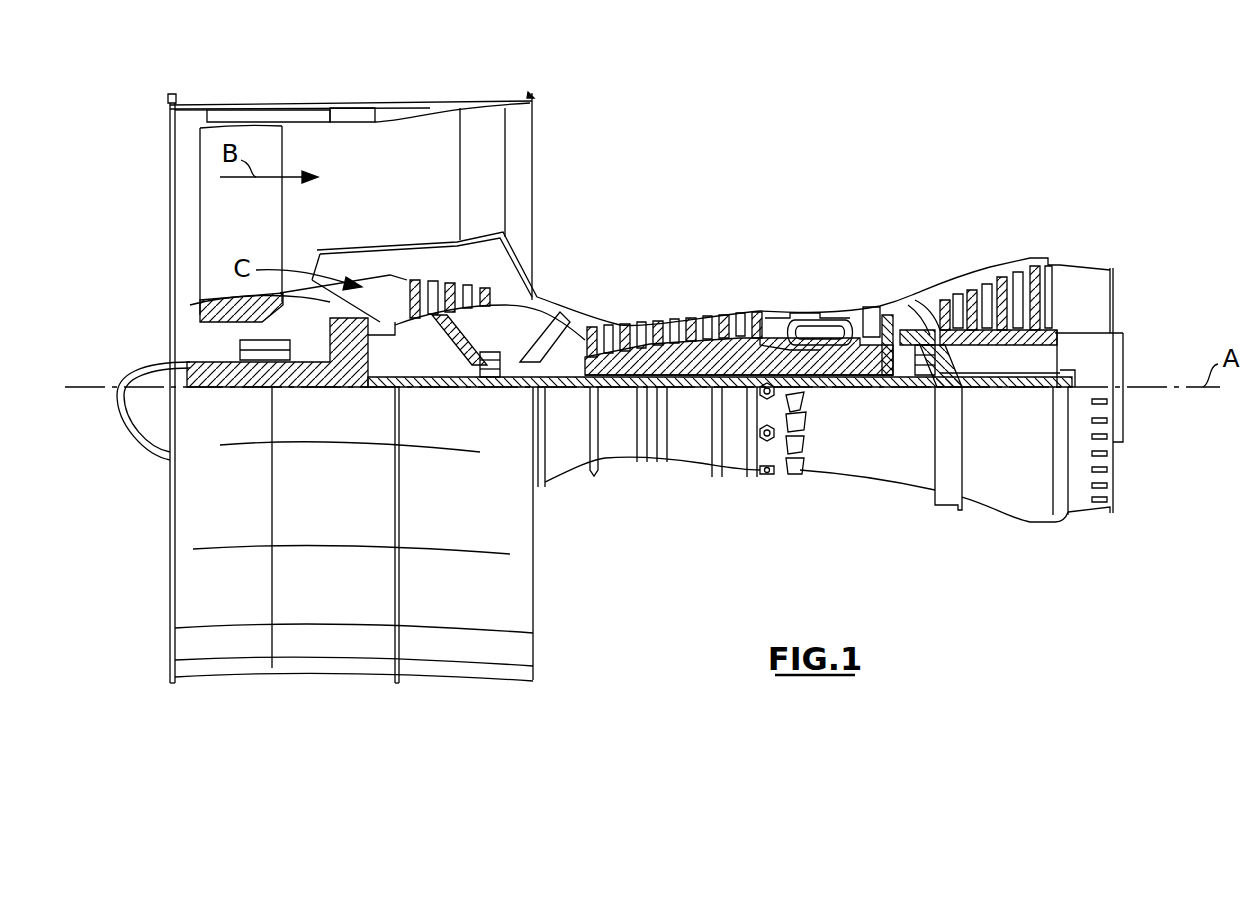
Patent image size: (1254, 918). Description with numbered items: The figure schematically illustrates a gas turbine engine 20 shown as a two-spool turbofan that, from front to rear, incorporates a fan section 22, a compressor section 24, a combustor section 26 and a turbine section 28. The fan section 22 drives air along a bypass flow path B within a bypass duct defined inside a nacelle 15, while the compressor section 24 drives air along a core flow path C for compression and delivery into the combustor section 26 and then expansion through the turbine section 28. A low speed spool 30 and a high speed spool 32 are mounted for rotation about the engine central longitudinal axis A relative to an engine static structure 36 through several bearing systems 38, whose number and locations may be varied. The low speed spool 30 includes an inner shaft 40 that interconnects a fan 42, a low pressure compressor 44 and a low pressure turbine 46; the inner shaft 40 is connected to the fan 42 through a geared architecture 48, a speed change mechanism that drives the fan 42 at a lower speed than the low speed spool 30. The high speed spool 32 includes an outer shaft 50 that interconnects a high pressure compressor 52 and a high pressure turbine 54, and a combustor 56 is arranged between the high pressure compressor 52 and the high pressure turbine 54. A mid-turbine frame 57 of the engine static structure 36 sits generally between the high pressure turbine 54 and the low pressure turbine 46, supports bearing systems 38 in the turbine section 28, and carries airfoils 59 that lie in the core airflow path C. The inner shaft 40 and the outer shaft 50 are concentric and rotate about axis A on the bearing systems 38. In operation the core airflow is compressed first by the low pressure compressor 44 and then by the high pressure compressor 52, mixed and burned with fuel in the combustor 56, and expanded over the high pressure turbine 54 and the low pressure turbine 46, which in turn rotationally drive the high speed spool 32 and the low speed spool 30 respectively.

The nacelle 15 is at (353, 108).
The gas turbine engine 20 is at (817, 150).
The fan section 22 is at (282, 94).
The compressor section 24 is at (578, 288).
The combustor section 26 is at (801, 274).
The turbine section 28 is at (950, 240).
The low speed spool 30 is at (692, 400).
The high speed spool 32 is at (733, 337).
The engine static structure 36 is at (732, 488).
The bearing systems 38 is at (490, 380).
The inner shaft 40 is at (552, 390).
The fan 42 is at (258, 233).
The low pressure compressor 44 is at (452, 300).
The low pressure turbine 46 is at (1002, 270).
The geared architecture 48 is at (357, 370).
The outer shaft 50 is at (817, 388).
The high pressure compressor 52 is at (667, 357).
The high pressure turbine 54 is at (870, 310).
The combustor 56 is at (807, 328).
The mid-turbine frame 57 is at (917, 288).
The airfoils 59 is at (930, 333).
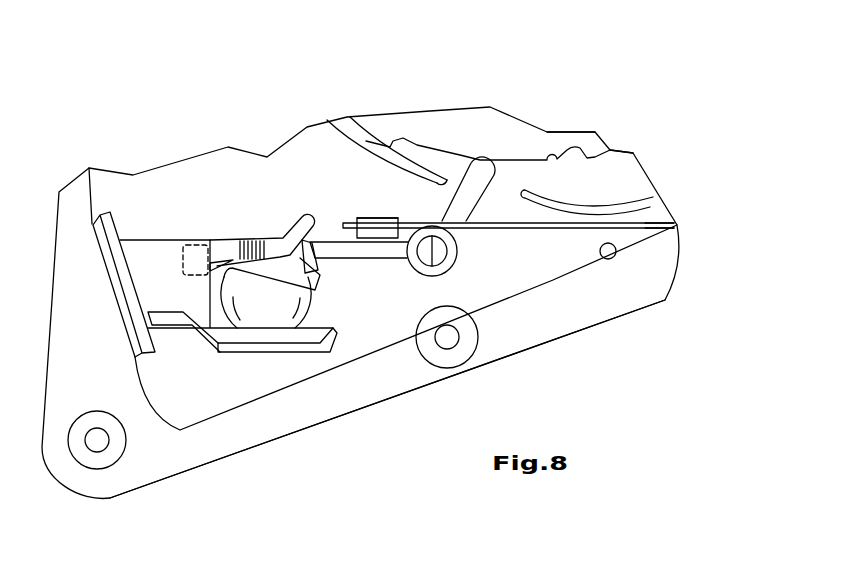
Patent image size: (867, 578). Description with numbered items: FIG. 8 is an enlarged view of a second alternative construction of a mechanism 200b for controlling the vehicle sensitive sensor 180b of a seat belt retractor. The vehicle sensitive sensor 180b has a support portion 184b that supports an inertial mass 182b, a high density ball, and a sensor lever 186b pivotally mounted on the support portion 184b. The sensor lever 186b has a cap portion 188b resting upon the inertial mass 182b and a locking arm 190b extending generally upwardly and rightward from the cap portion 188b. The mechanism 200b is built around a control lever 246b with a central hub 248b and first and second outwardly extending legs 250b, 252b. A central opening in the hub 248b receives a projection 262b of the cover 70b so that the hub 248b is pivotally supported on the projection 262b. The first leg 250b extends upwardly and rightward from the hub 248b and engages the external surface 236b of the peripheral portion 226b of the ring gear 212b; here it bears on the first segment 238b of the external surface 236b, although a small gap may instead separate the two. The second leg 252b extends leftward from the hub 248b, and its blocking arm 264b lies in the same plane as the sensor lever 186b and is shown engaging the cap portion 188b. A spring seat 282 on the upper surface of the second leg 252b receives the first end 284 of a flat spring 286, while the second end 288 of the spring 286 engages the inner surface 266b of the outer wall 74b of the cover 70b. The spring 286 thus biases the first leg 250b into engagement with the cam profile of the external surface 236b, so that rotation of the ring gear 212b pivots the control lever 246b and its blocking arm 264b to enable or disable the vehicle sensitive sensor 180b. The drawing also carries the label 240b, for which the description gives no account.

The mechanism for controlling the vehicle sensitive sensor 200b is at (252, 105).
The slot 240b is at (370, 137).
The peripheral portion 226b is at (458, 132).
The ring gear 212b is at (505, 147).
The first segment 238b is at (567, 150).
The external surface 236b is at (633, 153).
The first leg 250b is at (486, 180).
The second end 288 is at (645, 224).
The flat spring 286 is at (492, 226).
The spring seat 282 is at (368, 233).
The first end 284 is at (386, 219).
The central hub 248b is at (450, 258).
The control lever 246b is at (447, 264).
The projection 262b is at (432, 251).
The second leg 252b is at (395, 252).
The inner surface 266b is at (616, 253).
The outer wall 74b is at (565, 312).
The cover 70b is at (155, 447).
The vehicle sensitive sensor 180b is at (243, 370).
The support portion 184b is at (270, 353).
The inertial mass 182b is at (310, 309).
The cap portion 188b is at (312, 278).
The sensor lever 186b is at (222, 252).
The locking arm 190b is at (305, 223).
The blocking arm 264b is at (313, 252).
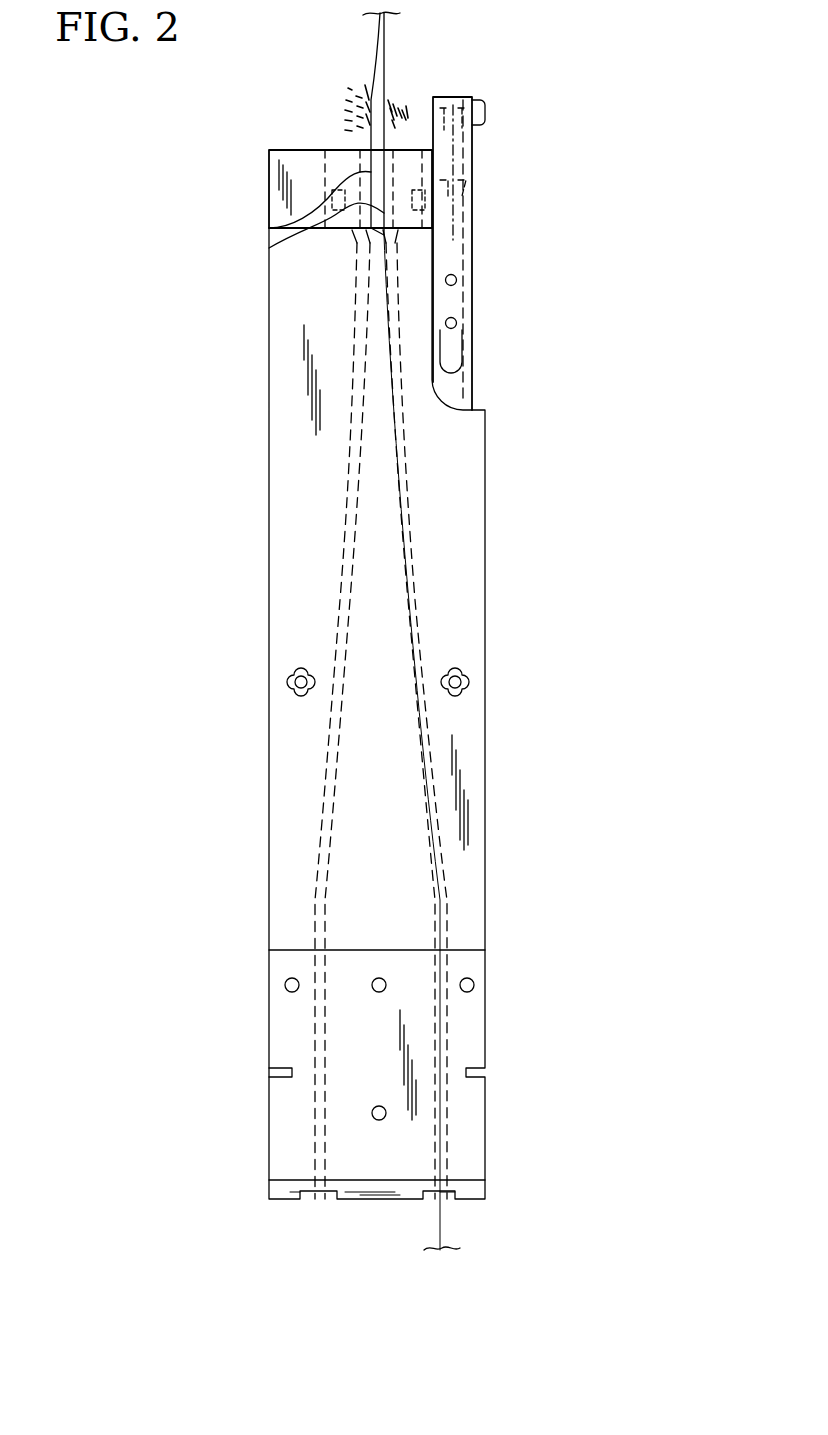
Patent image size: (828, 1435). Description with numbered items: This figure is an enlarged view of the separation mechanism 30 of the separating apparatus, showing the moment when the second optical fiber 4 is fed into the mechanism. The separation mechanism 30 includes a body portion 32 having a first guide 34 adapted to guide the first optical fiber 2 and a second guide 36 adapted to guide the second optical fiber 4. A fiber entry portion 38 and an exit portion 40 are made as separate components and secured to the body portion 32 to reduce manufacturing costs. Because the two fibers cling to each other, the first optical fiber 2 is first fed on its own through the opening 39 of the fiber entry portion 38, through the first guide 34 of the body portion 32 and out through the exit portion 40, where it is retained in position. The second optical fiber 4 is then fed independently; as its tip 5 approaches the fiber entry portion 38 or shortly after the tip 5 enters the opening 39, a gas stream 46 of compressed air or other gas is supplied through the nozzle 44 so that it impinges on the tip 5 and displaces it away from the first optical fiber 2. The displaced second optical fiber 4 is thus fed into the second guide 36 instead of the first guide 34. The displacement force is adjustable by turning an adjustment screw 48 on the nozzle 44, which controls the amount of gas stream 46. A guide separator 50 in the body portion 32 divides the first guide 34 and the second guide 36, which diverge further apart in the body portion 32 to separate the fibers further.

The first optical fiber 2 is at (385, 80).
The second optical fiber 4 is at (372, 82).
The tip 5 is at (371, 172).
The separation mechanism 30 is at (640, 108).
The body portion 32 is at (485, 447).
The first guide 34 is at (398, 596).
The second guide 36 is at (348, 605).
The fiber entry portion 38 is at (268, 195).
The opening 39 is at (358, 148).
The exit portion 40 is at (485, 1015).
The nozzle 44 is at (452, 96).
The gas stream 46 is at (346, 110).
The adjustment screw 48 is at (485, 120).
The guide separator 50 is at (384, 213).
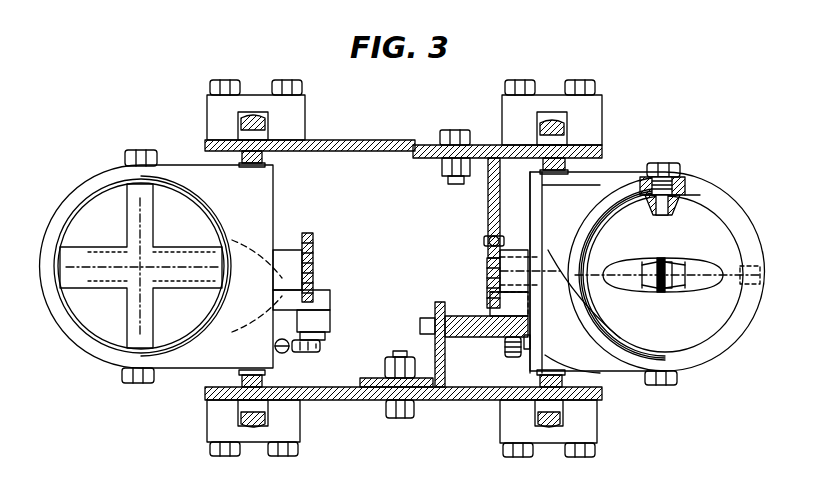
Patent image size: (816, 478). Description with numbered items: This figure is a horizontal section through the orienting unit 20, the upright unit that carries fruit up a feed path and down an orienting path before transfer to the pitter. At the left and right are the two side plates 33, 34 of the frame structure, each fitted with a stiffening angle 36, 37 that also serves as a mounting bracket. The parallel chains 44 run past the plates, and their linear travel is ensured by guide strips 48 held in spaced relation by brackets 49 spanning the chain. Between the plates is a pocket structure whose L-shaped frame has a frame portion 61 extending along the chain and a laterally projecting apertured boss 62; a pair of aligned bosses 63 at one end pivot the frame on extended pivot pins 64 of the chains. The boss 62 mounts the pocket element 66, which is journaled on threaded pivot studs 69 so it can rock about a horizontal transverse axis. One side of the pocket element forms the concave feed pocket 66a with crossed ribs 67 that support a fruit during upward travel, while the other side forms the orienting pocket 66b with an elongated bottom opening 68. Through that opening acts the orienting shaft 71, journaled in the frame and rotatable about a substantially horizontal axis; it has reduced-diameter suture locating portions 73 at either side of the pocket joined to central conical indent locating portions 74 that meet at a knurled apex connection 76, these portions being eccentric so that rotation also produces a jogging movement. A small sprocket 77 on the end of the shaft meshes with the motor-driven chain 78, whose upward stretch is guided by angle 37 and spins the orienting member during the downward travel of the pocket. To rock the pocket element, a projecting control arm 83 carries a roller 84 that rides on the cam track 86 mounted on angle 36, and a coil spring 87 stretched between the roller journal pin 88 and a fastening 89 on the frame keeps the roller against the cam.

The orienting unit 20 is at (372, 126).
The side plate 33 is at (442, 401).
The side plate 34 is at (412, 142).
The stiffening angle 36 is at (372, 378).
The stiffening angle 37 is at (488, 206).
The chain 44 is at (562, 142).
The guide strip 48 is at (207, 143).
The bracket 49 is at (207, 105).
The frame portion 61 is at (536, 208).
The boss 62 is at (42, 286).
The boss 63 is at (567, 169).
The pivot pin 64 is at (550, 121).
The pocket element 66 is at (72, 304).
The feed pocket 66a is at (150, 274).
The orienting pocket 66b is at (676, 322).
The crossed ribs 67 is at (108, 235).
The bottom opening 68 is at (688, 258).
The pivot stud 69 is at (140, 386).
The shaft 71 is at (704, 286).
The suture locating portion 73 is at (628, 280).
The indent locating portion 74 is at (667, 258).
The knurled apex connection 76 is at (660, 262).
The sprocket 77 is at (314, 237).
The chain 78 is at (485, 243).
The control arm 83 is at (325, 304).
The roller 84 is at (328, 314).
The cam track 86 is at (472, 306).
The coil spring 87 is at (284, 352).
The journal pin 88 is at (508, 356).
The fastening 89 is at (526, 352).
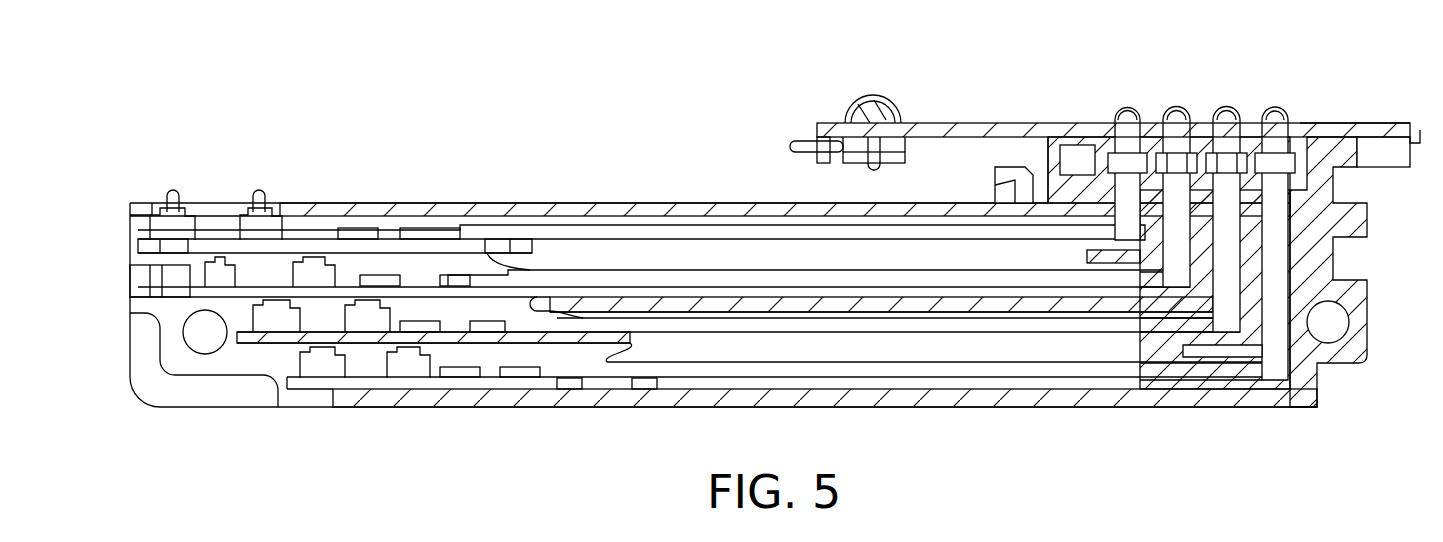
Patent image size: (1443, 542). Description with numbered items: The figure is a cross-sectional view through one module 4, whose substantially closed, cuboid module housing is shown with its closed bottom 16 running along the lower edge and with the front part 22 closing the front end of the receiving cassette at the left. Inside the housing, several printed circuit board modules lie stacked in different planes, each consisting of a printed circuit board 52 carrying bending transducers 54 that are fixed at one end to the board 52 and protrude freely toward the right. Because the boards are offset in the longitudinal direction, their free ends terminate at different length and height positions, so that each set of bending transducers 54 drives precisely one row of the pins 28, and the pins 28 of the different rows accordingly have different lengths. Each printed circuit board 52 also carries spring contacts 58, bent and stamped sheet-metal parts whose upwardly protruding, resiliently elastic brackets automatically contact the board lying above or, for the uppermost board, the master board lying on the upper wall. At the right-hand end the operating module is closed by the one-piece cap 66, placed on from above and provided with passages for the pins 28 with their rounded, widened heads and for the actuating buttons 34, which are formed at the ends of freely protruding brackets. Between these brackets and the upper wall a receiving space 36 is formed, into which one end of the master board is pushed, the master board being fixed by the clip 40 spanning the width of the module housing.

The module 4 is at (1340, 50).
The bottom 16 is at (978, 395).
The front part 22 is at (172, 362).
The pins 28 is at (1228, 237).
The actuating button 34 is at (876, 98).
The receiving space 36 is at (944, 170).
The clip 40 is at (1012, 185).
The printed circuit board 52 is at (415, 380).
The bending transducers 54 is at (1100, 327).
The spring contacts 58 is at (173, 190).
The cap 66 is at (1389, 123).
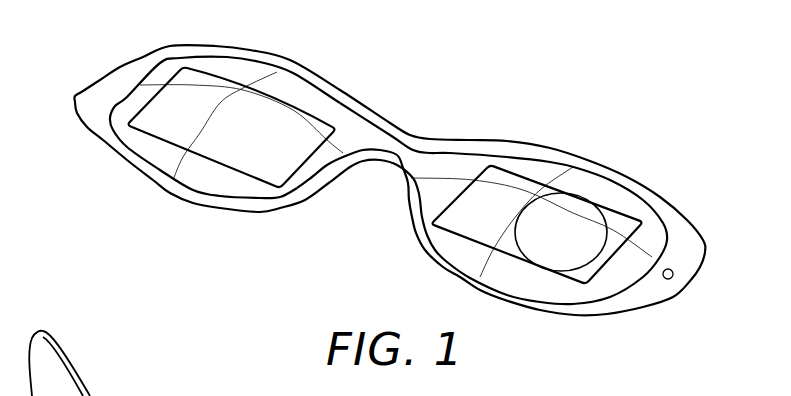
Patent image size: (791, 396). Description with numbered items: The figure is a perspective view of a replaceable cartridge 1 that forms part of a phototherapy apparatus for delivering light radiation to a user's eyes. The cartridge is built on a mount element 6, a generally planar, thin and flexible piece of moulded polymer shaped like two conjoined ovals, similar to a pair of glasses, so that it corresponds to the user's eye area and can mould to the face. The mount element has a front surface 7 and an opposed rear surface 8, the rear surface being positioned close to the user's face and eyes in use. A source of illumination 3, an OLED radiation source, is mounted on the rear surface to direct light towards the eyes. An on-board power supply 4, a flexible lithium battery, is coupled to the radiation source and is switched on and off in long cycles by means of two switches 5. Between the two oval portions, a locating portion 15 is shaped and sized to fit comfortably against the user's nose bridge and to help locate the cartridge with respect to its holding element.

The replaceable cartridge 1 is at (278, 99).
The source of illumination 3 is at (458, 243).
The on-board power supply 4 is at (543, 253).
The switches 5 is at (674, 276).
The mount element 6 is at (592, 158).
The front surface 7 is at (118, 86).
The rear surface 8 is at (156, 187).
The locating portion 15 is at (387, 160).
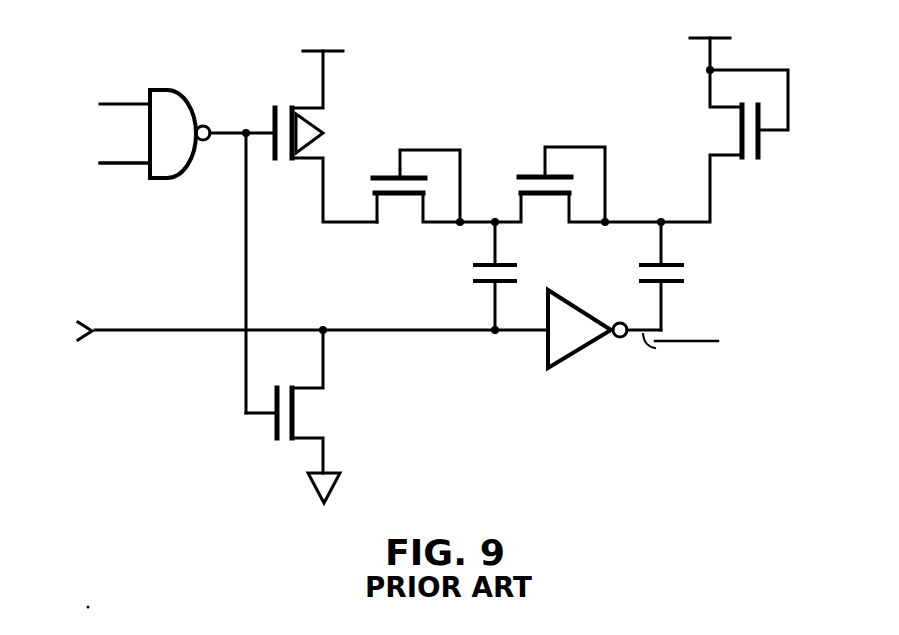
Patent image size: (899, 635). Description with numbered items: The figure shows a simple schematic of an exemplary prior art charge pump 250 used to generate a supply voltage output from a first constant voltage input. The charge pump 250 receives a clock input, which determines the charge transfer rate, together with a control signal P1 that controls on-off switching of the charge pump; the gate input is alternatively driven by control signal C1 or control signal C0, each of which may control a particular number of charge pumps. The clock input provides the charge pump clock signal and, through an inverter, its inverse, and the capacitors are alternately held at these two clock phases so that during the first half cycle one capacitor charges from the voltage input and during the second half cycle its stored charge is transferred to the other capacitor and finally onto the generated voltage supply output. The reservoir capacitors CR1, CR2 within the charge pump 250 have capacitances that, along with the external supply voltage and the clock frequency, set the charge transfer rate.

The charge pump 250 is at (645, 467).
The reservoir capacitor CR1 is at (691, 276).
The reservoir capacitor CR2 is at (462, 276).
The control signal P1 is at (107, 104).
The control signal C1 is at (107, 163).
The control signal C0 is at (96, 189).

* * * * * * *

__Task brief__.
Please reproduce verbatim the lines of the items above, from the line containing "Patent image size: (899, 635)." up to and including the final line of the items.

__Completed task__.
Patent image size: (899, 635). Description with numbered items: The figure shows a simple schematic of an exemplary prior art charge pump 250 used to generate a supply voltage output from a first constant voltage input. The charge pump 250 receives a clock input, which determines the charge transfer rate, together with a control signal P1 that controls on-off switching of the charge pump; the gate input is alternatively driven by control signal C1 or control signal C0, each of which may control a particular number of charge pumps. The clock input provides the charge pump clock signal and, through an inverter, its inverse, and the capacitors are alternately held at these two clock phases so that during the first half cycle one capacitor charges from the voltage input and during the second half cycle its stored charge is transferred to the other capacitor and finally onto the generated voltage supply output. The reservoir capacitors CR1, CR2 within the charge pump 250 have capacitances that, along with the external supply voltage and the clock frequency, set the charge transfer rate.

The charge pump 250 is at (645, 467).
The reservoir capacitor CR1 is at (691, 276).
The reservoir capacitor CR2 is at (462, 276).
The control signal P1 is at (107, 104).
The control signal C1 is at (107, 163).
The control signal C0 is at (96, 189).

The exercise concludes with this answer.